WRITTEN INSTRUCTION:
Restate, word for word, all of the material shown below.

GIVEN DATA:
________________________

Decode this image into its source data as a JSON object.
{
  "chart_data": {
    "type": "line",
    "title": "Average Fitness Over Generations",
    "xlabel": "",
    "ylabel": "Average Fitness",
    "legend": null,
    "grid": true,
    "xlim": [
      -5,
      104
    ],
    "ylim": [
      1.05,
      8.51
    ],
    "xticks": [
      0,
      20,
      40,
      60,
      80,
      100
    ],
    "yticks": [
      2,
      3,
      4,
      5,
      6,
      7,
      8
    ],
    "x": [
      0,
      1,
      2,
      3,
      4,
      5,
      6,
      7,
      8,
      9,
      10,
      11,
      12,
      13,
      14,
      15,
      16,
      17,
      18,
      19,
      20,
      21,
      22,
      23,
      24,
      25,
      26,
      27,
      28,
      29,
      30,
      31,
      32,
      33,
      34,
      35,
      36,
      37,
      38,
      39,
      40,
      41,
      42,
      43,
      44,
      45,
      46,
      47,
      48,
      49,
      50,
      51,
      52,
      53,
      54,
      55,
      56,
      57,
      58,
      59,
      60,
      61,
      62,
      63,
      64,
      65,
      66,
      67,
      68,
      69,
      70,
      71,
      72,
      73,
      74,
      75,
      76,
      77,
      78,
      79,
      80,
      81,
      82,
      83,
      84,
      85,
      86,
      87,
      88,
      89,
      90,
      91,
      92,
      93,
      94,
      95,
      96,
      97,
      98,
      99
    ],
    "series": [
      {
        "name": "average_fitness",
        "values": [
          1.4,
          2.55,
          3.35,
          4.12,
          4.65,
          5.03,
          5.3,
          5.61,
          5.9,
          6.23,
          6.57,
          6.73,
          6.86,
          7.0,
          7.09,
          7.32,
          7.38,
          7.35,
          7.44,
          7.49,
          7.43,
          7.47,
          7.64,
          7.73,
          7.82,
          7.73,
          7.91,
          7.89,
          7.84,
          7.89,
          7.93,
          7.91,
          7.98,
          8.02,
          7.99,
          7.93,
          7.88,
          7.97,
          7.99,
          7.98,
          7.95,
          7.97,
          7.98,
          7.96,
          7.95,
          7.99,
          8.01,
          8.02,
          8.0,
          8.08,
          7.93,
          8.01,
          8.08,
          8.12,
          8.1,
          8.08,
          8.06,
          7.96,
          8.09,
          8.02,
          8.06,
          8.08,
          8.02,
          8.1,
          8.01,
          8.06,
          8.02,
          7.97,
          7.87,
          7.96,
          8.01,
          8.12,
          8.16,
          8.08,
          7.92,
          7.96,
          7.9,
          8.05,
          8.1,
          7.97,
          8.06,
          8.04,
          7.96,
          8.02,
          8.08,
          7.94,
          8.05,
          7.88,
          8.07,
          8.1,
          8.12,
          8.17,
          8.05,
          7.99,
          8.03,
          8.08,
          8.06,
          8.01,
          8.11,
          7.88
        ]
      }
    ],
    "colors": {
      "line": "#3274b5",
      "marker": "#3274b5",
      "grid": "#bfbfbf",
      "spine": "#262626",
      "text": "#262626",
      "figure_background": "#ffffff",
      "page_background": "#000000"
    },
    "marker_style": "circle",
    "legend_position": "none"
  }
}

________________________

COMPLETED TASK:
Decode this image into its source data as a JSON object.
{
  "chart_data": {
    "type": "line",
    "title": "Average Fitness Over Generations",
    "xlabel": "",
    "ylabel": "Average Fitness",
    "legend": null,
    "grid": true,
    "xlim": [
      -5,
      104
    ],
    "ylim": [
      1.05,
      8.51
    ],
    "xticks": [
      0,
      20,
      40,
      60,
      80,
      100
    ],
    "yticks": [
      2,
      3,
      4,
      5,
      6,
      7,
      8
    ],
    "x": [
      0,
      1,
      2,
      3,
      4,
      5,
      6,
      7,
      8,
      9,
      10,
      11,
      12,
      13,
      14,
      15,
      16,
      17,
      18,
      19,
      20,
      21,
      22,
      23,
      24,
      25,
      26,
      27,
      28,
      29,
      30,
      31,
      32,
      33,
      34,
      35,
      36,
      37,
      38,
      39,
      40,
      41,
      42,
      43,
      44,
      45,
      46,
      47,
      48,
      49,
      50,
      51,
      52,
      53,
      54,
      55,
      56,
      57,
      58,
      59,
      60,
      61,
      62,
      63,
      64,
      65,
      66,
      67,
      68,
      69,
      70,
      71,
      72,
      73,
      74,
      75,
      76,
      77,
      78,
      79,
      80,
      81,
      82,
      83,
      84,
      85,
      86,
      87,
      88,
      89,
      90,
      91,
      92,
      93,
      94,
      95,
      96,
      97,
      98,
      99
    ],
    "series": [
      {
        "name": "average_fitness",
        "values": [
          1.4,
          2.55,
          3.35,
          4.12,
          4.65,
          5.03,
          5.3,
          5.61,
          5.9,
          6.23,
          6.57,
          6.73,
          6.86,
          7.0,
          7.09,
          7.32,
          7.38,
          7.35,
          7.44,
          7.49,
          7.43,
          7.47,
          7.64,
          7.73,
          7.82,
          7.73,
          7.91,
          7.89,
          7.84,
          7.89,
          7.93,
          7.91,
          7.98,
          8.02,
          7.99,
          7.93,
          7.88,
          7.97,
          7.99,
          7.98,
          7.95,
          7.97,
          7.98,
          7.96,
          7.95,
          7.99,
          8.01,
          8.02,
          8.0,
          8.08,
          7.93,
          8.01,
          8.08,
          8.12,
          8.1,
          8.08,
          8.06,
          7.96,
          8.09,
          8.02,
          8.06,
          8.08,
          8.02,
          8.1,
          8.01,
          8.06,
          8.02,
          7.97,
          7.87,
          7.96,
          8.01,
          8.12,
          8.16,
          8.08,
          7.92,
          7.96,
          7.9,
          8.05,
          8.1,
          7.97,
          8.06,
          8.04,
          7.96,
          8.02,
          8.08,
          7.94,
          8.05,
          7.88,
          8.07,
          8.1,
          8.12,
          8.17,
          8.05,
          7.99,
          8.03,
          8.08,
          8.06,
          8.01,
          8.11,
          7.88
        ]
      }
    ],
    "colors": {
      "line": "#3274b5",
      "marker": "#3274b5",
      "grid": "#bfbfbf",
      "spine": "#262626",
      "text": "#262626",
      "figure_background": "#ffffff",
      "page_background": "#000000"
    },
    "marker_style": "circle",
    "legend_position": "none"
  }
}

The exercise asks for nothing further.